Copy nothing but the text: reproduce each line of the listing exactly and leave the pictures out.
--- start ---
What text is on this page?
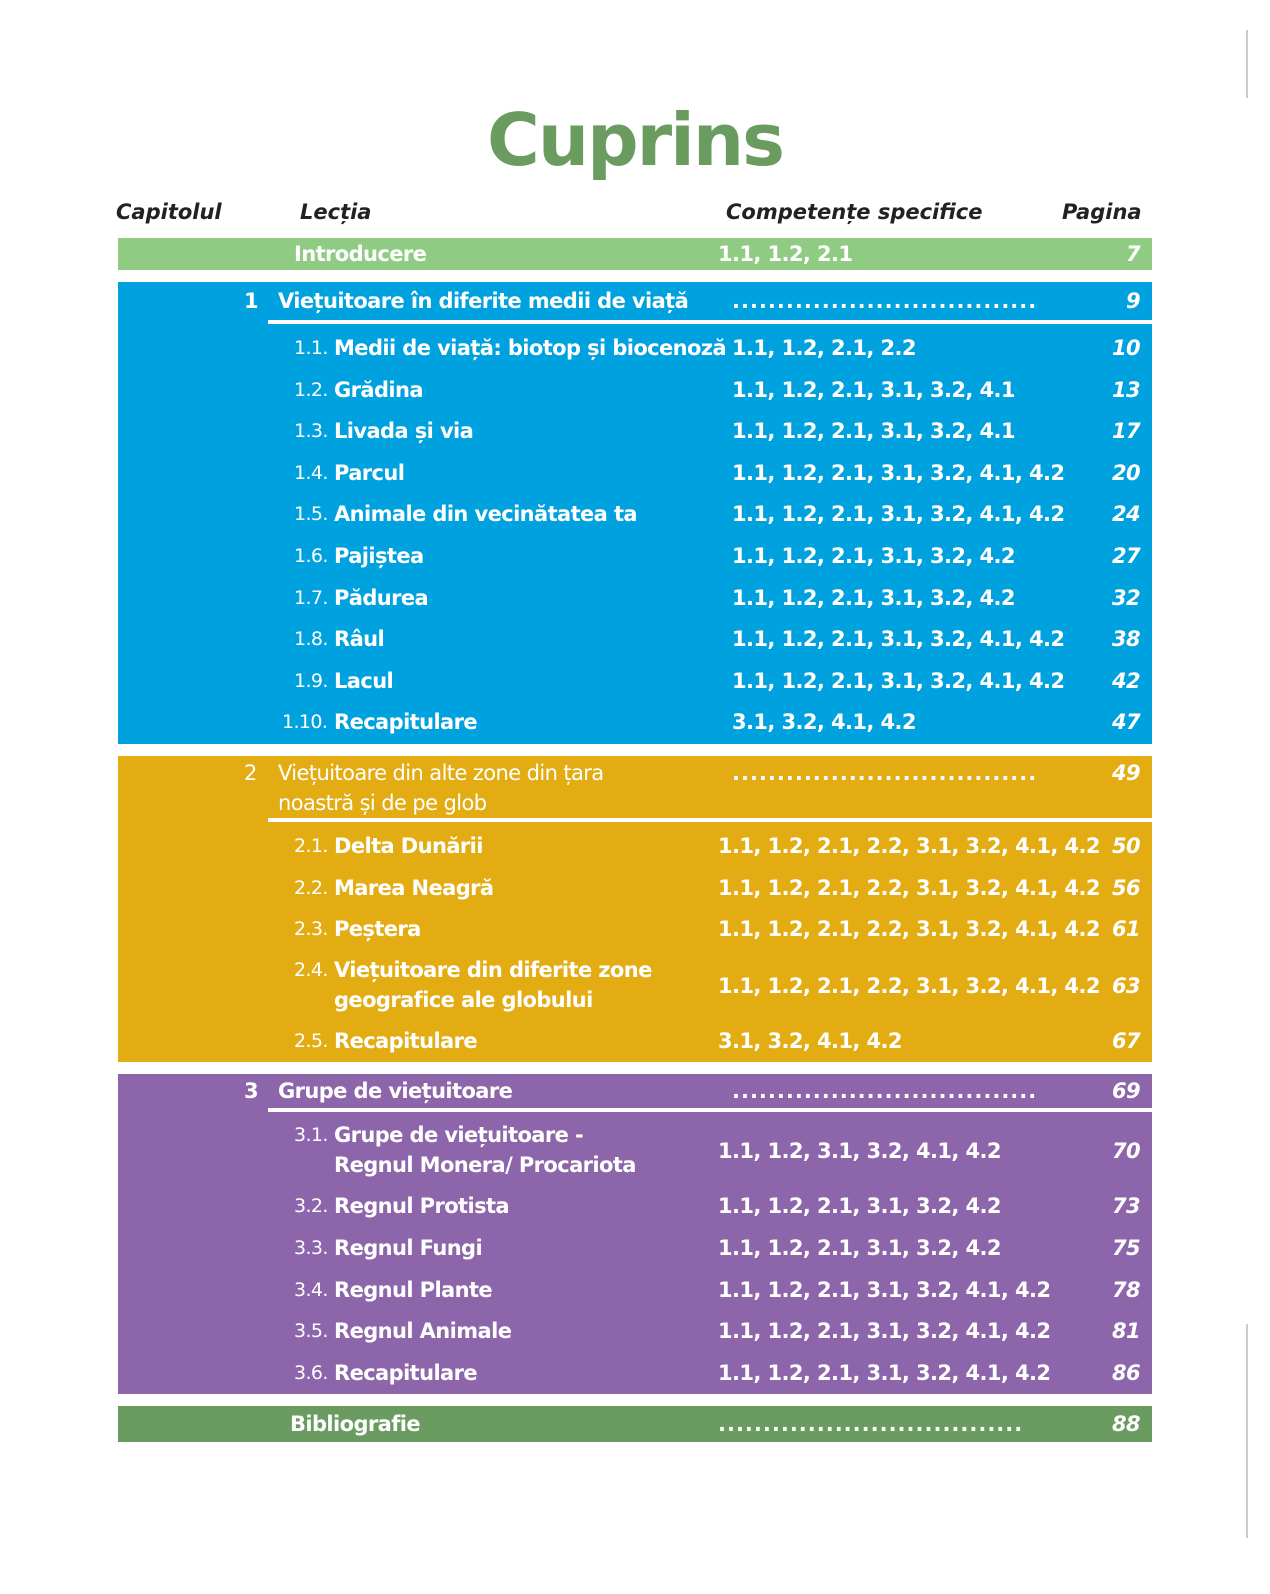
Cuprins
Capitolul	Lecția	Competențe specifice	Pagina
Introducere	1.1, 1.2, 2.1	7
1 Viețuitoare în diferite medii de viață ..................................	9
1.1. Medii de viață: biotop și biocenoză 1.1, 1.2, 2.1, 2.2	10
1.2. Grădina	1.1, 1.2, 2.1, 3.1, 3.2, 4.1	13
1.3. Livada și via	1.1, 1.2, 2.1, 3.1, 3.2, 4.1	17
1.4. Parcul	1.1, 1.2, 2.1, 3.1, 3.2, 4.1, 4.2 20
1.5. Animale din vecinătatea ta	1.1, 1.2, 2.1, 3.1, 3.2, 4.1, 4.2 24
1.6. Pajiștea	1.1, 1.2, 2.1, 3.1, 3.2, 4.2	27
1.7. Pădurea	1.1, 1.2, 2.1, 3.1, 3.2, 4.2	32
1.8. Râul	1.1, 1.2, 2.1, 3.1, 3.2, 4.1, 4.2 38
1.9. Lacul	1.1, 1.2, 2.1, 3.1, 3.2, 4.1, 4.2 42
1.10. Recapitulare	3.1, 3.2, 4.1, 4.2	47
2 Viețuitoare din alte zone din țara
noastră și de pe glob
..................................	49
2.1. Delta Dunării	1.1, 1.2, 2.1, 2.2, 3.1, 3.2, 4.1, 4.2 50
2.2. Marea Neagră	1.1, 1.2, 2.1, 2.2, 3.1, 3.2, 4.1, 4.2 56
2.3. Peștera	1.1, 1.2, 2.1, 2.2, 3.1, 3.2, 4.1, 4.2 61
2.4. Viețuitoare din diferite zone
geografice ale globului
1.1, 1.2, 2.1, 2.2, 3.1, 3.2, 4.1, 4.2 63
2.5. Recapitulare	3.1, 3.2, 4.1, 4.2	67
3 Grupe de viețuitoare	..................................	69
3.1. Grupe de viețuitoare -
Regnul Monera/ Procariota
1.1, 1.2, 3.1, 3.2, 4.1, 4.2	70
3.2. Regnul Protista	1.1, 1.2, 2.1, 3.1, 3.2, 4.2	73
3.3. Regnul Fungi	1.1, 1.2, 2.1, 3.1, 3.2, 4.2	75
3.4. Regnul Plante	1.1, 1.2, 2.1, 3.1, 3.2, 4.1, 4.2	78
3.5. Regnul Animale	1.1, 1.2, 2.1, 3.1, 3.2, 4.1, 4.2	81
3.6. Recapitulare	1.1, 1.2, 2.1, 3.1, 3.2, 4.1, 4.2	86
Bibliografie	..................................	88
--- end ---
◆ Task solution ◆
What text is on this page?
Cuprins
Capitolul	Lecția	Competențe specifice	Pagina
Introducere	1.1, 1.2, 2.1	7
1 Viețuitoare în diferite medii de viață ..................................	9
1.1. Medii de viață: biotop și biocenoză 1.1, 1.2, 2.1, 2.2	10
1.2. Grădina	1.1, 1.2, 2.1, 3.1, 3.2, 4.1	13
1.3. Livada și via	1.1, 1.2, 2.1, 3.1, 3.2, 4.1	17
1.4. Parcul	1.1, 1.2, 2.1, 3.1, 3.2, 4.1, 4.2 20
1.5. Animale din vecinătatea ta	1.1, 1.2, 2.1, 3.1, 3.2, 4.1, 4.2 24
1.6. Pajiștea	1.1, 1.2, 2.1, 3.1, 3.2, 4.2	27
1.7. Pădurea	1.1, 1.2, 2.1, 3.1, 3.2, 4.2	32
1.8. Râul	1.1, 1.2, 2.1, 3.1, 3.2, 4.1, 4.2 38
1.9. Lacul	1.1, 1.2, 2.1, 3.1, 3.2, 4.1, 4.2 42
1.10. Recapitulare	3.1, 3.2, 4.1, 4.2	47
2 Viețuitoare din alte zone din țara
noastră și de pe glob
..................................	49
2.1. Delta Dunării	1.1, 1.2, 2.1, 2.2, 3.1, 3.2, 4.1, 4.2 50
2.2. Marea Neagră	1.1, 1.2, 2.1, 2.2, 3.1, 3.2, 4.1, 4.2 56
2.3. Peștera	1.1, 1.2, 2.1, 2.2, 3.1, 3.2, 4.1, 4.2 61
2.4. Viețuitoare din diferite zone
geografice ale globului
1.1, 1.2, 2.1, 2.2, 3.1, 3.2, 4.1, 4.2 63
2.5. Recapitulare	3.1, 3.2, 4.1, 4.2	67
3 Grupe de viețuitoare	..................................	69
3.1. Grupe de viețuitoare -
Regnul Monera/ Procariota
1.1, 1.2, 3.1, 3.2, 4.1, 4.2	70
3.2. Regnul Protista	1.1, 1.2, 2.1, 3.1, 3.2, 4.2	73
3.3. Regnul Fungi	1.1, 1.2, 2.1, 3.1, 3.2, 4.2	75
3.4. Regnul Plante	1.1, 1.2, 2.1, 3.1, 3.2, 4.1, 4.2	78
3.5. Regnul Animale	1.1, 1.2, 2.1, 3.1, 3.2, 4.1, 4.2	81
3.6. Recapitulare	1.1, 1.2, 2.1, 3.1, 3.2, 4.1, 4.2	86
Bibliografie	..................................	88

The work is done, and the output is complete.